## BEGIN INFORMATION PROVIDED
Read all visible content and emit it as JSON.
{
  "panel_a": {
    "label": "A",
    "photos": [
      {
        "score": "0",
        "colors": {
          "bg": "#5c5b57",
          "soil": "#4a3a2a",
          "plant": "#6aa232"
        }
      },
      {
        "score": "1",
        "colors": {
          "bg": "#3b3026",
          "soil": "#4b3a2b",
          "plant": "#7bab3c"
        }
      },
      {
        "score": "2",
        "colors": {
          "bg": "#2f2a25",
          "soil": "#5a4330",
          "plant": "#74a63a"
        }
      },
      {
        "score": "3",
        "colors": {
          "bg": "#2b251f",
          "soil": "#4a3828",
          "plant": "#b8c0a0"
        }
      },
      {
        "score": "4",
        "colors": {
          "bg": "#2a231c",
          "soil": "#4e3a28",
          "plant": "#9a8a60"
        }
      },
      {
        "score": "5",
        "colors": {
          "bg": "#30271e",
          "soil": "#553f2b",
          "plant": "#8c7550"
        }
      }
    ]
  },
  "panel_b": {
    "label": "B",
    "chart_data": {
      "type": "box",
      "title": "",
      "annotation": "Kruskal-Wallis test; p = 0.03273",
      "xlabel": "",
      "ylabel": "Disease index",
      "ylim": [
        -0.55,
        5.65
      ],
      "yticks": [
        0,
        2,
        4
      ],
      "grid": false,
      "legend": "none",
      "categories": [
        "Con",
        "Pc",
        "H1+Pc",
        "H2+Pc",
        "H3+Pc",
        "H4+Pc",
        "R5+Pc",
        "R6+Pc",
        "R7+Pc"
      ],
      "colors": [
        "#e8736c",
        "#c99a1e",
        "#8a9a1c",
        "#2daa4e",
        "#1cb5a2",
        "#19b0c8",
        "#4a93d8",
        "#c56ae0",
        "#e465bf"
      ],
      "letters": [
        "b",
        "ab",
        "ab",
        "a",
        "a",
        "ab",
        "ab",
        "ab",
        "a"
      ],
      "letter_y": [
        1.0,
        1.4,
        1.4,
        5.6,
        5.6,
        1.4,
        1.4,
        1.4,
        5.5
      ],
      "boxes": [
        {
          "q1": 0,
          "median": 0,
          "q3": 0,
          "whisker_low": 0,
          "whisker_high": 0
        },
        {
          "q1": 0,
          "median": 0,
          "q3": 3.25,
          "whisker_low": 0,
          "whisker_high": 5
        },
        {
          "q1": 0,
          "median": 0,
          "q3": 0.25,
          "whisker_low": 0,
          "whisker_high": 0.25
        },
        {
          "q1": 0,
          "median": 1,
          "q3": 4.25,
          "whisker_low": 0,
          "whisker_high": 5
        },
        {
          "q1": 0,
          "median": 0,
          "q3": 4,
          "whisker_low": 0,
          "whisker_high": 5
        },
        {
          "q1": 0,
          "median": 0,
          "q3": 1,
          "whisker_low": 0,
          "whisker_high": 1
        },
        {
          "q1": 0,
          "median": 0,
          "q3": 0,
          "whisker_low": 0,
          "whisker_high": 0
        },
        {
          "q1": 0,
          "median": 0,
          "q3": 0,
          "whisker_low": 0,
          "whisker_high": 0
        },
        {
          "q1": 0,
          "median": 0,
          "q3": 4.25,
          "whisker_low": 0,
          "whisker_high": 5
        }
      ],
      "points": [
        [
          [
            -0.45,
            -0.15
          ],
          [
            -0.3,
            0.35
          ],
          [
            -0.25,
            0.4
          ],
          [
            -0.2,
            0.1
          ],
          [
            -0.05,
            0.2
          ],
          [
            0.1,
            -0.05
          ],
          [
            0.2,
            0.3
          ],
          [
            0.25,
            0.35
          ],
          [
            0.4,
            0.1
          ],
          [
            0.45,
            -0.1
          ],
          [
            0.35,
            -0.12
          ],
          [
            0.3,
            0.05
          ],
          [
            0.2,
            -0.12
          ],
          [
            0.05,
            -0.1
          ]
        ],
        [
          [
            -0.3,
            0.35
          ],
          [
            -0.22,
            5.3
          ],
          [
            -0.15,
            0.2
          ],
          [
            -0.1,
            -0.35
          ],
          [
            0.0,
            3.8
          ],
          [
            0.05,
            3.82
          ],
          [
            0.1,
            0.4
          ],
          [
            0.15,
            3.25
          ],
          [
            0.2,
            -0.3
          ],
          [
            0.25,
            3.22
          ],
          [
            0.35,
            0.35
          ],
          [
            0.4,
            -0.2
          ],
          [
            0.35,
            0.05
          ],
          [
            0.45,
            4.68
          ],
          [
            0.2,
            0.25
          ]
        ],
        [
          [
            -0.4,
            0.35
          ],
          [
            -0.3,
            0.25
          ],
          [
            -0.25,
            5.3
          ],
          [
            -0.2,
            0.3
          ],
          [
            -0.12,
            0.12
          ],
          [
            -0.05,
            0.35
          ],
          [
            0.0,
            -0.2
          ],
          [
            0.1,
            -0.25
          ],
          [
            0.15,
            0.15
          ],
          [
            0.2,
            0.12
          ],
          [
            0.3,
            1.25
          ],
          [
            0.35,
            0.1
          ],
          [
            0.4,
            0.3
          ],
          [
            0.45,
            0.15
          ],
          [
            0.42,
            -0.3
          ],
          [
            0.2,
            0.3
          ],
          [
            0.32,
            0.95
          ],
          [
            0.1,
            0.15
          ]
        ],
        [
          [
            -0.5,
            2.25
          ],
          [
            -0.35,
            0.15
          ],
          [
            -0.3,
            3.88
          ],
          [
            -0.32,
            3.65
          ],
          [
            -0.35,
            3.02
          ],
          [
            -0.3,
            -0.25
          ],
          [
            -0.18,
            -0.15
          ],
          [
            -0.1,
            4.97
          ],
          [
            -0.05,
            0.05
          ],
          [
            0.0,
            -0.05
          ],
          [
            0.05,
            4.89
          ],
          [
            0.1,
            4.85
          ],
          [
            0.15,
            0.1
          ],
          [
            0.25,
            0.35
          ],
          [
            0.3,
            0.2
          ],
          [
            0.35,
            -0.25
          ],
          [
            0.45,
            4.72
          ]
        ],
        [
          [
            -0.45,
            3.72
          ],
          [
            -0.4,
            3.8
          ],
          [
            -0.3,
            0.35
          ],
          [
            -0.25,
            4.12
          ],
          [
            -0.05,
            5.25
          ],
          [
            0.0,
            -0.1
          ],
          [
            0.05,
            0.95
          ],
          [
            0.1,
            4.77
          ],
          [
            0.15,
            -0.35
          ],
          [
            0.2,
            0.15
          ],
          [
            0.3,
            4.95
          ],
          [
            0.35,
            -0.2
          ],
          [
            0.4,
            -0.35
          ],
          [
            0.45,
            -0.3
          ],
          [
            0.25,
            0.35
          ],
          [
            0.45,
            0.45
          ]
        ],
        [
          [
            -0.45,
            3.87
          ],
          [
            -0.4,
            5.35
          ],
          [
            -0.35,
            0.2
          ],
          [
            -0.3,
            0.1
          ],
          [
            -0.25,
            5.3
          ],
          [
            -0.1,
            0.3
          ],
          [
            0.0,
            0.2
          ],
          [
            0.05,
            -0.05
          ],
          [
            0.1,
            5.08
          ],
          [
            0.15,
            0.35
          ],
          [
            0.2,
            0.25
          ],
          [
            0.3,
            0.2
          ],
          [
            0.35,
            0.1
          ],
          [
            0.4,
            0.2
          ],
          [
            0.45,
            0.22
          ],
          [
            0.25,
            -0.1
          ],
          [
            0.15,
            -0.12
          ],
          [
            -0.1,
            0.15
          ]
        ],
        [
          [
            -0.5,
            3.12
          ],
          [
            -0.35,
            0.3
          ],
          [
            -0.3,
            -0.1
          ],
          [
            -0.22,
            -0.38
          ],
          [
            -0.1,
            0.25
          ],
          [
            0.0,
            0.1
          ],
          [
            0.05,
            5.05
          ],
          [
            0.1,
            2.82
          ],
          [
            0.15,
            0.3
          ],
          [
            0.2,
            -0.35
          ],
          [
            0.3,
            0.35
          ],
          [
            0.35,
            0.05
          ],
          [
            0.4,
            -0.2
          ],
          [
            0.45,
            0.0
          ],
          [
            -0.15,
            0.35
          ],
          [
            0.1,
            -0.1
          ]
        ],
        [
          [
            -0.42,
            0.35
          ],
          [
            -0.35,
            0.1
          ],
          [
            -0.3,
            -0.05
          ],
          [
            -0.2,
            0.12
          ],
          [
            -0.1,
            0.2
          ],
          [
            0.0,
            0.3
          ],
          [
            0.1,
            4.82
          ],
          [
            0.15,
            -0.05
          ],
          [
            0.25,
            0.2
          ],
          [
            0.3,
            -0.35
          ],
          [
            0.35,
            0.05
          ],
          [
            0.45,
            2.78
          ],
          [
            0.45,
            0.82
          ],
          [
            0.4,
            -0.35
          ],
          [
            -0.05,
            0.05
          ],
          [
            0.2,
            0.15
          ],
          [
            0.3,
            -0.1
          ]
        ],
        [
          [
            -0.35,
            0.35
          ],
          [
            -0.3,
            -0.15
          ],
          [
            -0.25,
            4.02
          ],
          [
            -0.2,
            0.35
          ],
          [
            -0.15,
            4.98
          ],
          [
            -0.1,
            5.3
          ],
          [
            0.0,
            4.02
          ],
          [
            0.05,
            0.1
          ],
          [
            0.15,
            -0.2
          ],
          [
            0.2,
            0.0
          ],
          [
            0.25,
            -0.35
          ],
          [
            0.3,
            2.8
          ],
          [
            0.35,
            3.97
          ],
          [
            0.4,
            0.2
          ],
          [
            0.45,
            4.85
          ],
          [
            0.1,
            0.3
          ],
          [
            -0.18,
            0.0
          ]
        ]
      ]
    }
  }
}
## END INFORMATION PROVIDED
## BEGIN INFORMATION PROVIDED
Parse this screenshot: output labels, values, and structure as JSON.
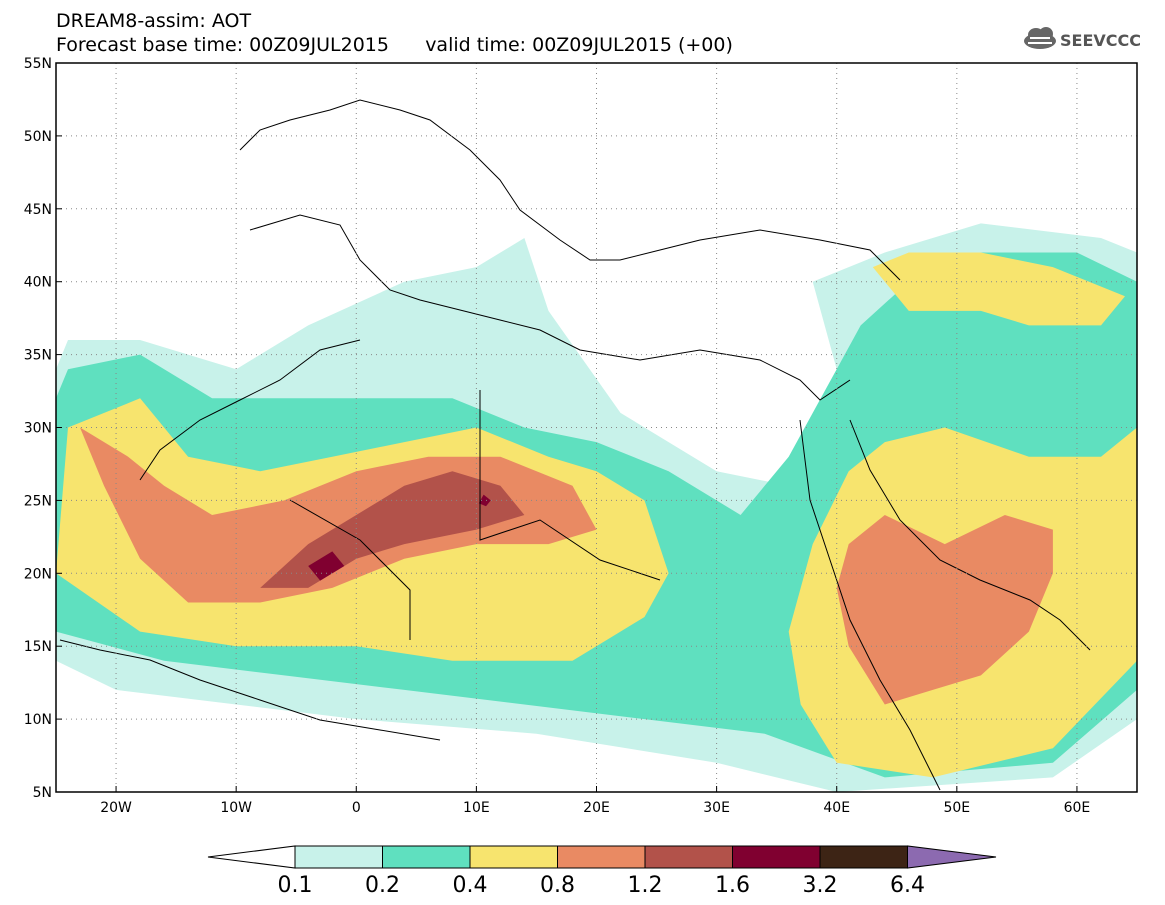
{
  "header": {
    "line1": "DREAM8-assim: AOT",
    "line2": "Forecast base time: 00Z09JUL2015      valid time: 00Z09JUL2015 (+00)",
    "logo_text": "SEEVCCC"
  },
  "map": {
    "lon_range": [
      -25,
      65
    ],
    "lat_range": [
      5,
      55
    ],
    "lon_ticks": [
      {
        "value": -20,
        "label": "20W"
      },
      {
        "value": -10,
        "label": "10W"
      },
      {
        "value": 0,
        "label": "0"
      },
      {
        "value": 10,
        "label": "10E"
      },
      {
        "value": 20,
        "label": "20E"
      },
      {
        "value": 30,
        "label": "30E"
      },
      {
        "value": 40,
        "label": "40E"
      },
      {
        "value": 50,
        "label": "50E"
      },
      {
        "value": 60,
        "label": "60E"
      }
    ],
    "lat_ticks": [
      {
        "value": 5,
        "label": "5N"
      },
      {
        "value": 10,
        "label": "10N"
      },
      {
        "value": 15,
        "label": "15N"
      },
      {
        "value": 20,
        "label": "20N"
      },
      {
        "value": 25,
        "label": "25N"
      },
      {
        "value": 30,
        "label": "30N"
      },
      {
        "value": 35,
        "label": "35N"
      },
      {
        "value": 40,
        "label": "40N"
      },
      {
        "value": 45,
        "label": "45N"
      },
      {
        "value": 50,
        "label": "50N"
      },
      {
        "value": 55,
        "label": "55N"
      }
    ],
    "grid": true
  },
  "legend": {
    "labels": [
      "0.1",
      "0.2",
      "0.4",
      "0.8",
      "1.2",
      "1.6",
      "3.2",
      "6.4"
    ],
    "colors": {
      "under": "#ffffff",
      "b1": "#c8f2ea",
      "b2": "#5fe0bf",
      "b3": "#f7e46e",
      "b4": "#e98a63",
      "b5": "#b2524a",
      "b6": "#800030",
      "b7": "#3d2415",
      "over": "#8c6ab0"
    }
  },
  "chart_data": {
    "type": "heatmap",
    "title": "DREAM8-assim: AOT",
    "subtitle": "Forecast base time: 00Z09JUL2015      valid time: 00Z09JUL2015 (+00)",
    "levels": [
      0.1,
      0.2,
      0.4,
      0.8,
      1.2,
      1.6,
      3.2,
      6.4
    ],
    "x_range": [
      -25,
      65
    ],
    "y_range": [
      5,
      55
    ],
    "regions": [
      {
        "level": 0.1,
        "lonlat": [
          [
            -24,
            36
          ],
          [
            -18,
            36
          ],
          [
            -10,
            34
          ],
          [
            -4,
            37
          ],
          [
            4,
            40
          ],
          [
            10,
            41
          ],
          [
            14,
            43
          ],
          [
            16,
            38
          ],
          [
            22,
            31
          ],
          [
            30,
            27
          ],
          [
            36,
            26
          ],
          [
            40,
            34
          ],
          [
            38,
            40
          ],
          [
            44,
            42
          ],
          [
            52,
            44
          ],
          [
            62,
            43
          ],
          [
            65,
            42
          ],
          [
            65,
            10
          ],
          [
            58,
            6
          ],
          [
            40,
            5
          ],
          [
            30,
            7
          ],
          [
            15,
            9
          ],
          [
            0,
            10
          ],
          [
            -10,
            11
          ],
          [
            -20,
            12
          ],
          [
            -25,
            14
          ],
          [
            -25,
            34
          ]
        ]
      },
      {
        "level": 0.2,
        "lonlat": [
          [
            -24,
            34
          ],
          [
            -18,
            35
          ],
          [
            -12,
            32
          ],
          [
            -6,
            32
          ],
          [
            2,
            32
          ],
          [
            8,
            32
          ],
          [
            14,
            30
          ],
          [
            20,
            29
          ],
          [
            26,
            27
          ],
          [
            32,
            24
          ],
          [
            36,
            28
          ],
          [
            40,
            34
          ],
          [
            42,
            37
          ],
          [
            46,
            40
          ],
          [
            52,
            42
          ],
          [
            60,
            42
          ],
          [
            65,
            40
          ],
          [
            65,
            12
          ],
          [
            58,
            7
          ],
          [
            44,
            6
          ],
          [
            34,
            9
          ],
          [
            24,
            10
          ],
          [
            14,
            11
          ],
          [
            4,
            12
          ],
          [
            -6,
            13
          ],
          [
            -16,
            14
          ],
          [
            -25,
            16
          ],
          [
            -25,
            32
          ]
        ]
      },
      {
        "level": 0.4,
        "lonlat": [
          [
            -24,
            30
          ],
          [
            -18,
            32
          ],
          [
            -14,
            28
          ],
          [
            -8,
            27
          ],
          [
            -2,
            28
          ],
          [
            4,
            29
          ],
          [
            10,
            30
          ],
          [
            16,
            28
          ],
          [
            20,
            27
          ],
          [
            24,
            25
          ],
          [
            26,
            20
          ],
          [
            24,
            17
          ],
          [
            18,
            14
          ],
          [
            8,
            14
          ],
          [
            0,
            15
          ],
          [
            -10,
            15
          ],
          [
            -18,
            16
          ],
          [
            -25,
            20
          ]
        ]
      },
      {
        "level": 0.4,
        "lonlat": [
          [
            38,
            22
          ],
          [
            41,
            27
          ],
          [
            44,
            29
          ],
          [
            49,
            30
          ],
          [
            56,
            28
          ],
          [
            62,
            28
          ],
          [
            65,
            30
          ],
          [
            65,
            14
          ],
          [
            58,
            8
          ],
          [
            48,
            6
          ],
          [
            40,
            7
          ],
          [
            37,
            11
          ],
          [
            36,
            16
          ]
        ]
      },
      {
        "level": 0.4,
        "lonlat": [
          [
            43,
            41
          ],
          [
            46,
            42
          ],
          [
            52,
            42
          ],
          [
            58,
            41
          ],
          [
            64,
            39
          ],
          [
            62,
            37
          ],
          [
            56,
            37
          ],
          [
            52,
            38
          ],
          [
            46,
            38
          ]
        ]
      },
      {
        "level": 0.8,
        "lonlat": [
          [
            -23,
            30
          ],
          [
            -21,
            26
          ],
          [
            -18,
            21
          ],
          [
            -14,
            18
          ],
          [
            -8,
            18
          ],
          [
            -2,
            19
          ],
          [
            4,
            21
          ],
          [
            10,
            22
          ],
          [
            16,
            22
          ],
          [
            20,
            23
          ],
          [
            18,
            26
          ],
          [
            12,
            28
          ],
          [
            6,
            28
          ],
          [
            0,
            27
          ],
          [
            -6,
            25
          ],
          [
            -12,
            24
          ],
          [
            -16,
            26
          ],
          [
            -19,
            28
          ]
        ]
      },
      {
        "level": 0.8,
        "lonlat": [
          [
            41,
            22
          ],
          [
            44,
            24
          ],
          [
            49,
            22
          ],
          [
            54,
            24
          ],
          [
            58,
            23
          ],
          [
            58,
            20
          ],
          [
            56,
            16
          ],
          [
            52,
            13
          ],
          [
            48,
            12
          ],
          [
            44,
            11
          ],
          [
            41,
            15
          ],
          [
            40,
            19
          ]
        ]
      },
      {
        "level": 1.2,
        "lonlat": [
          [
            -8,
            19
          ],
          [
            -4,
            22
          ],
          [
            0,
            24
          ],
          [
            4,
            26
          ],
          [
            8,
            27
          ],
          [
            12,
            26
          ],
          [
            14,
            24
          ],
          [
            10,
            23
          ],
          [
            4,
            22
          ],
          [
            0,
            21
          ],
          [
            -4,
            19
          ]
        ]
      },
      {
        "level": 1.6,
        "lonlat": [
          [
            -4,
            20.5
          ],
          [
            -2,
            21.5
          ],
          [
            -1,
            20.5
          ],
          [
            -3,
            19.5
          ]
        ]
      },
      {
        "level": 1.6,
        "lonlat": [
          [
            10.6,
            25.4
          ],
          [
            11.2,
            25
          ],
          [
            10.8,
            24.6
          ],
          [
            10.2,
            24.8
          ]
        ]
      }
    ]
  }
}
## END INFORMATION PROVIDED
WRITTEN EXERCISE -> Tally up the lines of the listing containing the word "Forecast". Give only the total.

TASK RESPONSE -> 2